--- PROMPT ---
Produce an exact transcription of the listing below, omitting the pictures.

--- LISTING ---

# # # # #

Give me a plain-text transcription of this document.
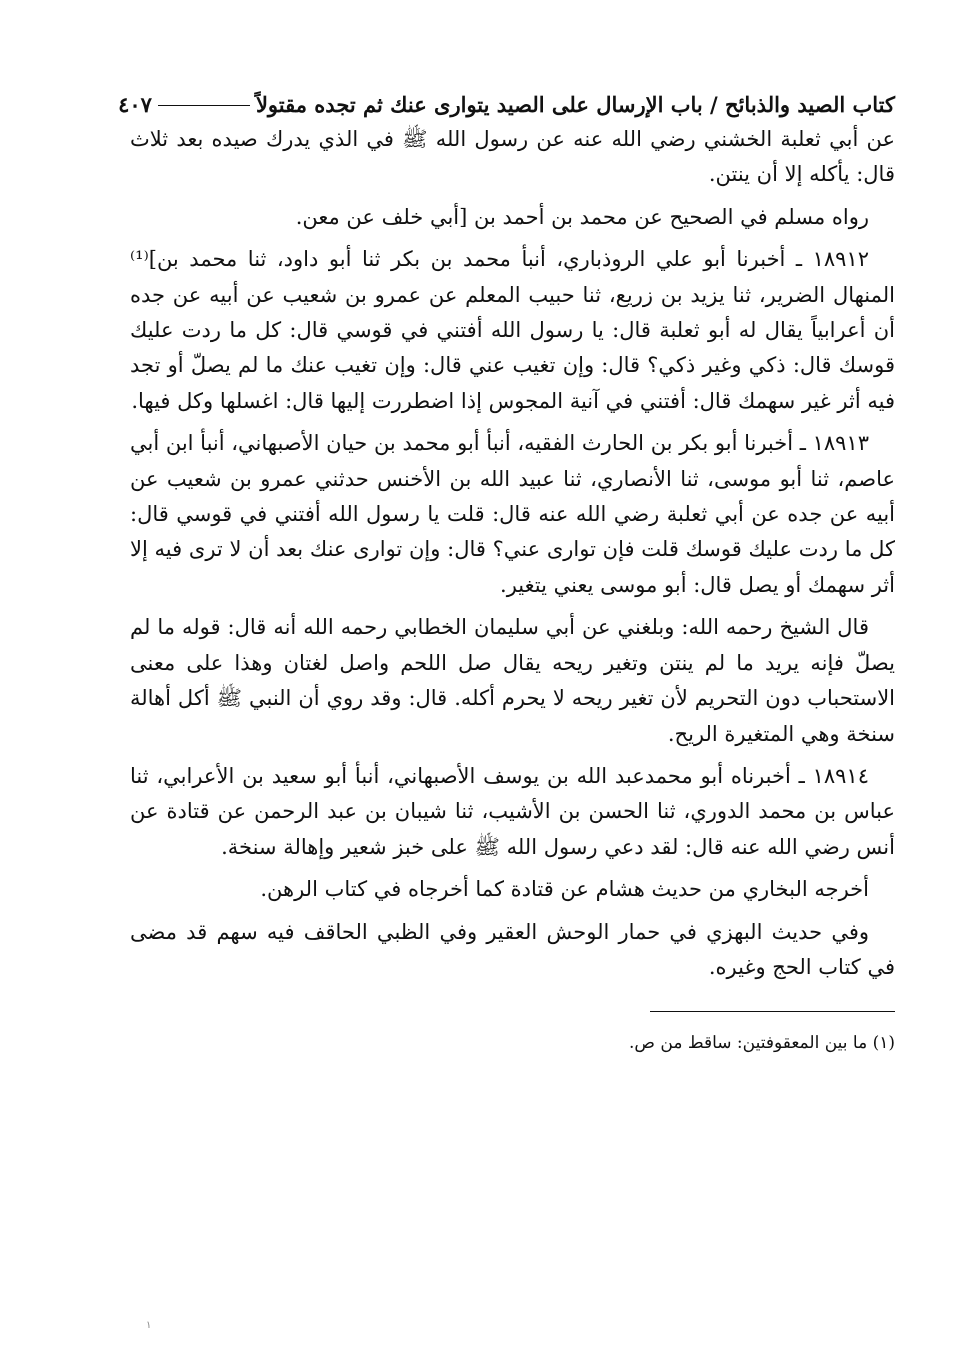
كتاب الصيد والذبائح / باب الإرسال على الصيد يتوارى عنك ثم تجده مقتولاً
٤٠٧

عن أبي ثعلبة الخشني رضي الله عنه عن رسول الله ﷺ في الذي يدرك صيده بعد ثلاث قال: يأكله إلا أن ينتن.

رواه مسلم في الصحيح عن محمد بن أحمد بن [أبي خلف عن معن.

١٨٩١٢ ـ أخبرنا أبو علي الروذباري، أنبأ محمد بن بكر ثنا أبو داود، ثنا محمد بن]⁽¹⁾ المنهال الضرير، ثنا يزيد بن زريع، ثنا حبيب المعلم عن عمرو بن شعيب عن أبيه عن جده أن أعرابياً يقال له أبو ثعلبة قال: يا رسول الله أفتني في قوسي قال: كل ما ردت عليك قوسك قال: ذكي وغير ذكي؟ قال: وإن تغيب عني قال: وإن تغيب عنك ما لم يصلّ أو تجد فيه أثر غير سهمك قال: أفتني في آنية المجوس إذا اضطررت إليها قال: اغسلها وكل فيها.

١٨٩١٣ ـ أخبرنا أبو بكر بن الحارث الفقيه، أنبأ أبو محمد بن حيان الأصبهاني، أنبأ ابن أبي عاصم، ثنا أبو موسى، ثنا الأنصاري، ثنا عبيد الله بن الأخنس حدثني عمرو بن شعيب عن أبيه عن جده عن أبي ثعلبة رضي الله عنه قال: قلت يا رسول الله أفتني في قوسي قال: كل ما ردت عليك قوسك قلت فإن توارى عني؟ قال: وإن توارى عنك بعد أن لا ترى فيه إلا أثر سهمك أو يصل قال: أبو موسى يعني يتغير.

قال الشيخ رحمه الله: وبلغني عن أبي سليمان الخطابي رحمه الله أنه قال: قوله ما لم يصلّ فإنه يريد ما لم ينتن وتغير ريحه يقال صل اللحم واصل لغتان وهذا على معنى الاستحباب دون التحريم لأن تغير ريحه لا يحرم أكله. قال: وقد روي أن النبي ﷺ أكل أهالة سنخة وهي المتغيرة الريح.

١٨٩١٤ ـ أخبرناه أبو محمدعبد الله بن يوسف الأصبهاني، أنبأ أبو سعيد بن الأعرابي، ثنا عباس بن محمد الدوري، ثنا الحسن بن الأشيب، ثنا شيبان بن عبد الرحمن عن قتادة عن أنس رضي الله عنه قال: لقد دعي رسول الله ﷺ على خبز شعير وإهالة سنخة.

أخرجه البخاري من حديث هشام عن قتادة كما أخرجاه في كتاب الرهن.

وفي حديث البهزي في حمار الوحش العقير وفي الظبي الحاقف فيه سهم قد مضى في كتاب الحج وغيره.

(١) ما بين المعقوفتين: ساقط من ص.
١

# # # # #

--- TASK ANSWER ---
Give me a plain-text transcription of this document.
كتاب الصيد والذبائح / باب الإرسال على الصيد يتوارى عنك ثم تجده مقتولاً
٤٠٧

عن أبي ثعلبة الخشني رضي الله عنه عن رسول الله ﷺ في الذي يدرك صيده بعد ثلاث قال: يأكله إلا أن ينتن.

رواه مسلم في الصحيح عن محمد بن أحمد بن [أبي خلف عن معن.

١٨٩١٢ ـ أخبرنا أبو علي الروذباري، أنبأ محمد بن بكر ثنا أبو داود، ثنا محمد بن]⁽¹⁾ المنهال الضرير، ثنا يزيد بن زريع، ثنا حبيب المعلم عن عمرو بن شعيب عن أبيه عن جده أن أعرابياً يقال له أبو ثعلبة قال: يا رسول الله أفتني في قوسي قال: كل ما ردت عليك قوسك قال: ذكي وغير ذكي؟ قال: وإن تغيب عني قال: وإن تغيب عنك ما لم يصلّ أو تجد فيه أثر غير سهمك قال: أفتني في آنية المجوس إذا اضطررت إليها قال: اغسلها وكل فيها.

١٨٩١٣ ـ أخبرنا أبو بكر بن الحارث الفقيه، أنبأ أبو محمد بن حيان الأصبهاني، أنبأ ابن أبي عاصم، ثنا أبو موسى، ثنا الأنصاري، ثنا عبيد الله بن الأخنس حدثني عمرو بن شعيب عن أبيه عن جده عن أبي ثعلبة رضي الله عنه قال: قلت يا رسول الله أفتني في قوسي قال: كل ما ردت عليك قوسك قلت فإن توارى عني؟ قال: وإن توارى عنك بعد أن لا ترى فيه إلا أثر سهمك أو يصل قال: أبو موسى يعني يتغير.

قال الشيخ رحمه الله: وبلغني عن أبي سليمان الخطابي رحمه الله أنه قال: قوله ما لم يصلّ فإنه يريد ما لم ينتن وتغير ريحه يقال صل اللحم واصل لغتان وهذا على معنى الاستحباب دون التحريم لأن تغير ريحه لا يحرم أكله. قال: وقد روي أن النبي ﷺ أكل أهالة سنخة وهي المتغيرة الريح.

١٨٩١٤ ـ أخبرناه أبو محمدعبد الله بن يوسف الأصبهاني، أنبأ أبو سعيد بن الأعرابي، ثنا عباس بن محمد الدوري، ثنا الحسن بن الأشيب، ثنا شيبان بن عبد الرحمن عن قتادة عن أنس رضي الله عنه قال: لقد دعي رسول الله ﷺ على خبز شعير وإهالة سنخة.

أخرجه البخاري من حديث هشام عن قتادة كما أخرجاه في كتاب الرهن.

وفي حديث البهزي في حمار الوحش العقير وفي الظبي الحاقف فيه سهم قد مضى في كتاب الحج وغيره.

(١) ما بين المعقوفتين: ساقط من ص.
١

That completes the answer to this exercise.